> [The exercise]
Can you print the data exactly and leave out each image?

* BEGIN *

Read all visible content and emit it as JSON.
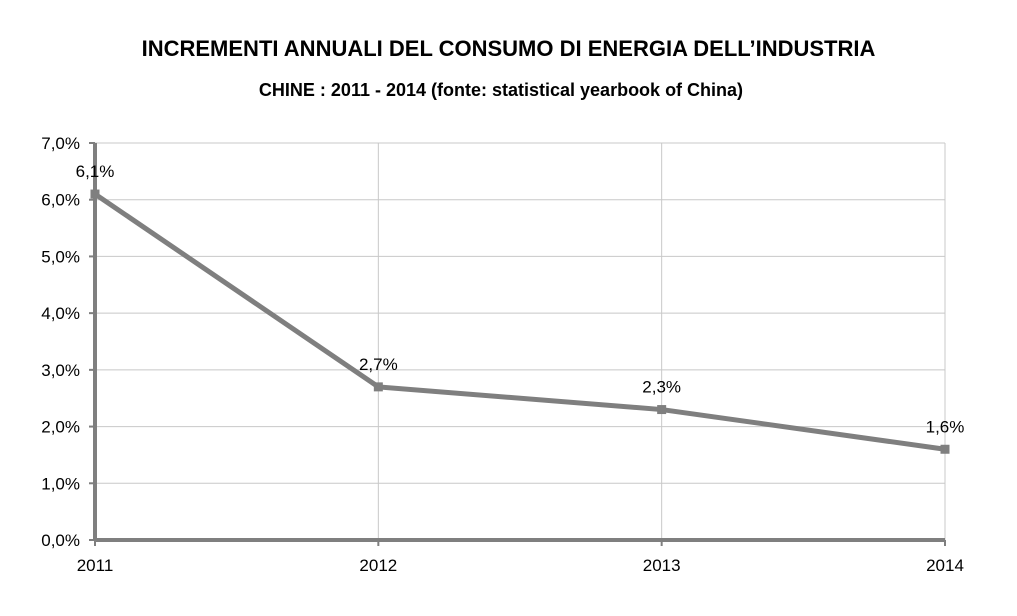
{
  "chart_data": {
    "type": "line",
    "title": "INCREMENTI ANNUALI DEL CONSUMO DI ENERGIA DELL’INDUSTRIA",
    "subtitle": "CHINE : 2011 - 2014 (fonte: statistical yearbook of China)",
    "xlabel": "",
    "ylabel": "",
    "categories": [
      "2011",
      "2012",
      "2013",
      "2014"
    ],
    "series": [
      {
        "values": [
          6.1,
          2.7,
          2.3,
          1.6
        ],
        "data_labels": [
          "6,1%",
          "2,7%",
          "2,3%",
          "1,6%"
        ],
        "color": "#7f7f7f"
      }
    ],
    "ylim": [
      0,
      7
    ],
    "yticks": [
      "0,0%",
      "1,0%",
      "2,0%",
      "3,0%",
      "4,0%",
      "5,0%",
      "6,0%",
      "7,0%"
    ],
    "grid": true,
    "legend": "none",
    "colors": {
      "line": "#7f7f7f",
      "axis": "#7f7f7f",
      "grid": "#c8c8c8"
    }
  }
}
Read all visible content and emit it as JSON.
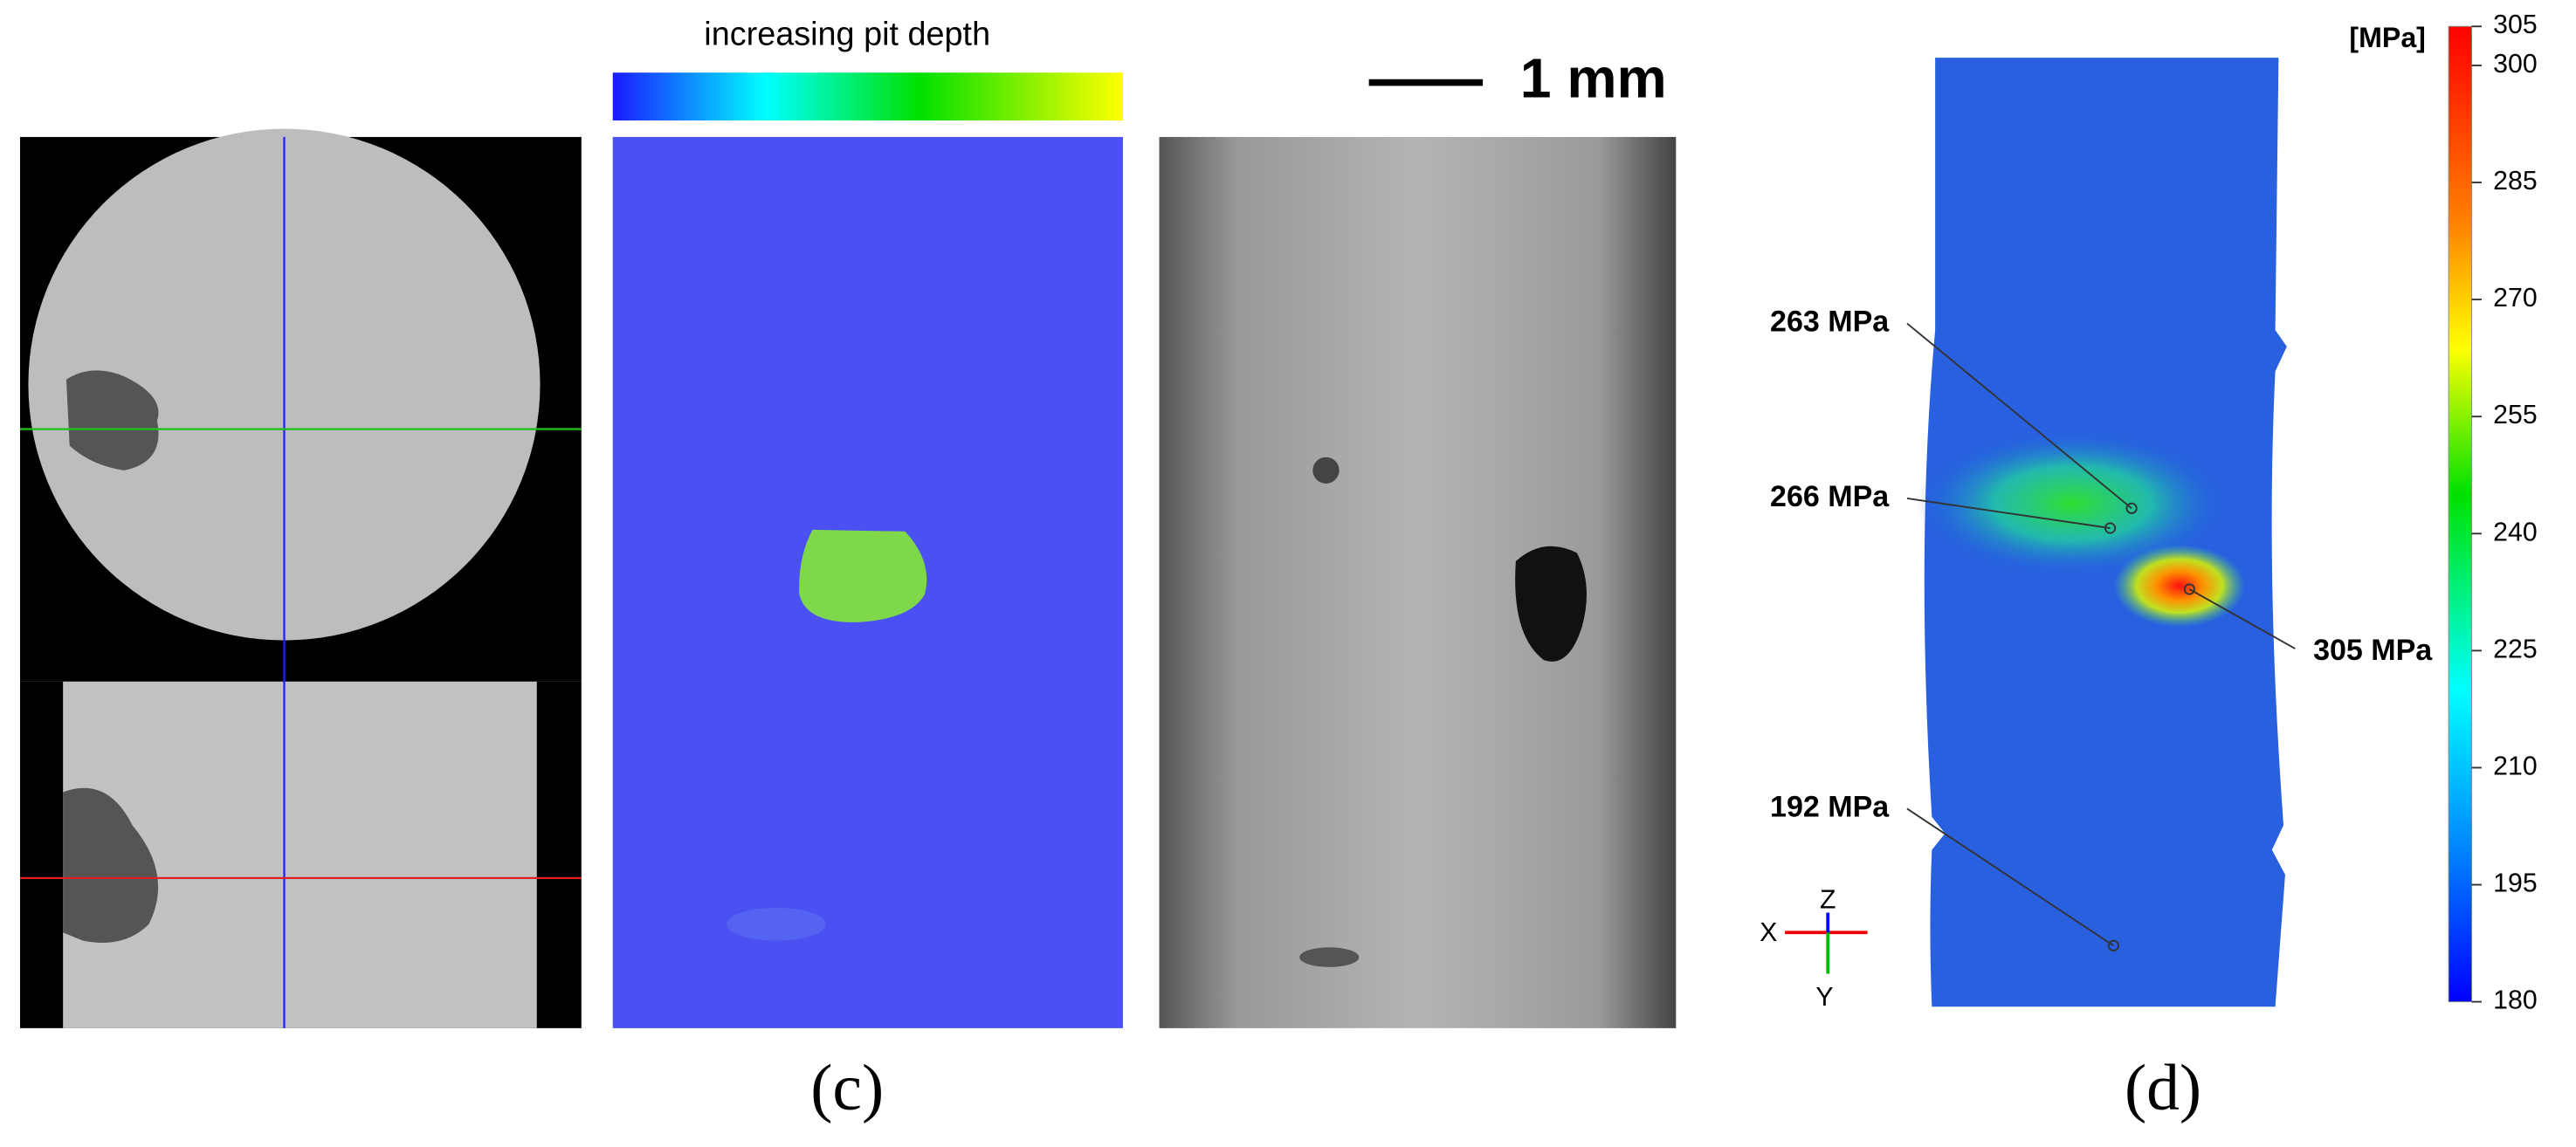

* END *

> [Response for this exercise]
Read all visible content and emit it as JSON.
{
  "chart_data": {
    "type": "line",
    "title": "INCREMENTI ANNUALI DEL CONSUMO DI ENERGIA DELL’INDUSTRIA",
    "subtitle": "CHINE : 2011 - 2014 (fonte: statistical yearbook of China)",
    "xlabel": "",
    "ylabel": "",
    "categories": [
      "2011",
      "2012",
      "2013",
      "2014"
    ],
    "series": [
      {
        "values": [
          6.1,
          2.7,
          2.3,
          1.6
        ],
        "data_labels": [
          "6,1%",
          "2,7%",
          "2,3%",
          "1,6%"
        ],
        "color": "#7f7f7f"
      }
    ],
    "ylim": [
      0,
      7
    ],
    "yticks": [
      "0,0%",
      "1,0%",
      "2,0%",
      "3,0%",
      "4,0%",
      "5,0%",
      "6,0%",
      "7,0%"
    ],
    "grid": true,
    "legend": "none",
    "colors": {
      "line": "#7f7f7f",
      "axis": "#7f7f7f",
      "grid": "#c8c8c8"
    }
  }
}
Read all visible content and emit it as JSON.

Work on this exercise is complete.